**Tasks to perform**
(1) Answer these questions about the Color Classic post:
(a) With which computers did the writer think of himself as a fanatic?
(b) To what CPUs have the Color Classic been upgraded?
(c) On which page of the New York Times national edition does the cited article appear?
(2) Copy the Color Classic post word for word, starting at "Hmm. I wonder" and ending at "said, truly CLASSIC.".

**Text segment**
|---|

My god! I thoought I was a fanatic with my Commodore computers! I
figure the next thing is to get I-Mac or Cube guts into one of those... (=))
Hmm. I wonder what one could do with an original PET... nah... but If
I had a C65 motherboard... nah.
> These guys have upgraded the Color Classic to Power
> Mac G3 CPUs and lots of bells and whistles.
Hey, Sam! Hot Rodded Classics? Best speed, or best flame paint job? ;>
> If you have access to the New York Times, see the
> Thursday, August 24, 2000 national edition page D8
> for an article entitled: "A Long-Discontinued
> Macintosh Still Thrills Collectors to the Core."
>
> Not quite classic by this mailing list standards,
> but, as I said, truly CLASSIC.
>
> Dave
>
> P.S. You probably want to volunteer to "retire" those
> Color Classics from work into your collection.

|---|

**Supplied data**
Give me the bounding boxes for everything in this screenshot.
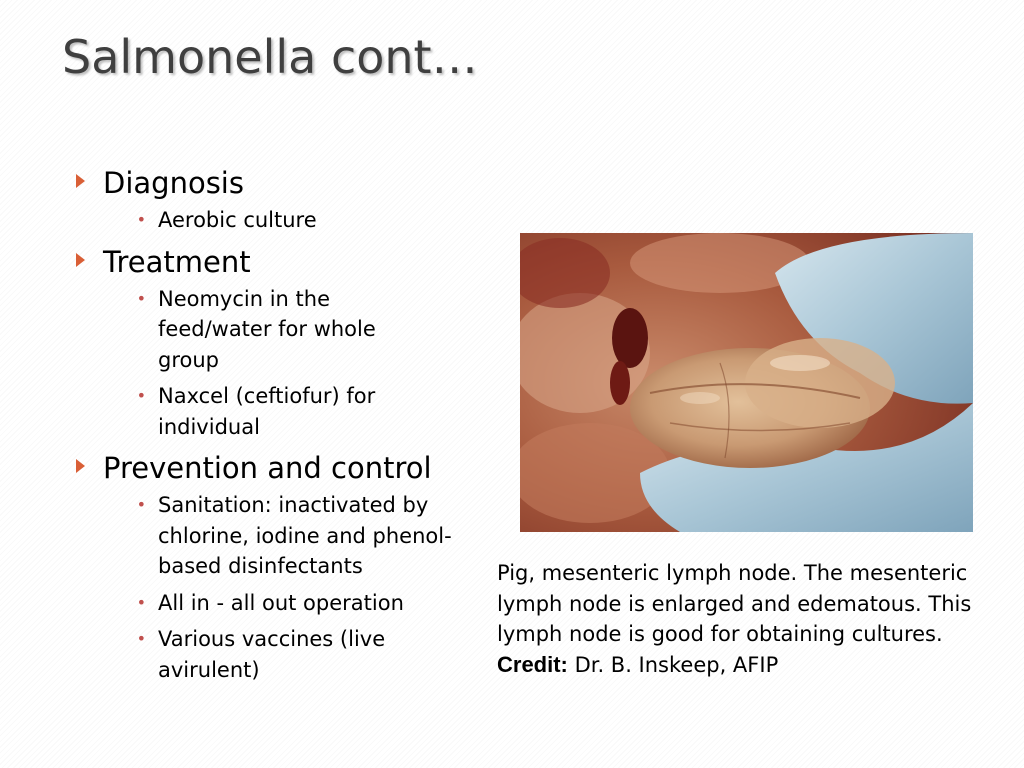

|---|

**Answer set**
(1)
(a) Commodore computers
(b) Power Mac G3 CPUs
(c) Page D8

(2)
Hmm. I wonder what one could do with an original PET... nah... but If
I had a C65 motherboard... nah.
> These guys have upgraded the Color Classic to Power
> Mac G3 CPUs and lots of bells and whistles.
Hey, Sam! Hot Rodded Classics? Best speed, or best flame paint job? ;>
> If you have access to the New York Times, see the
> Thursday, August 24, 2000 national edition page D8
> for an article entitled: "A Long-Discontinued
> Macintosh Still Thrills Collectors to the Core."
>
> Not quite classic by this mailing list standards,
> but, as I said, truly CLASSIC.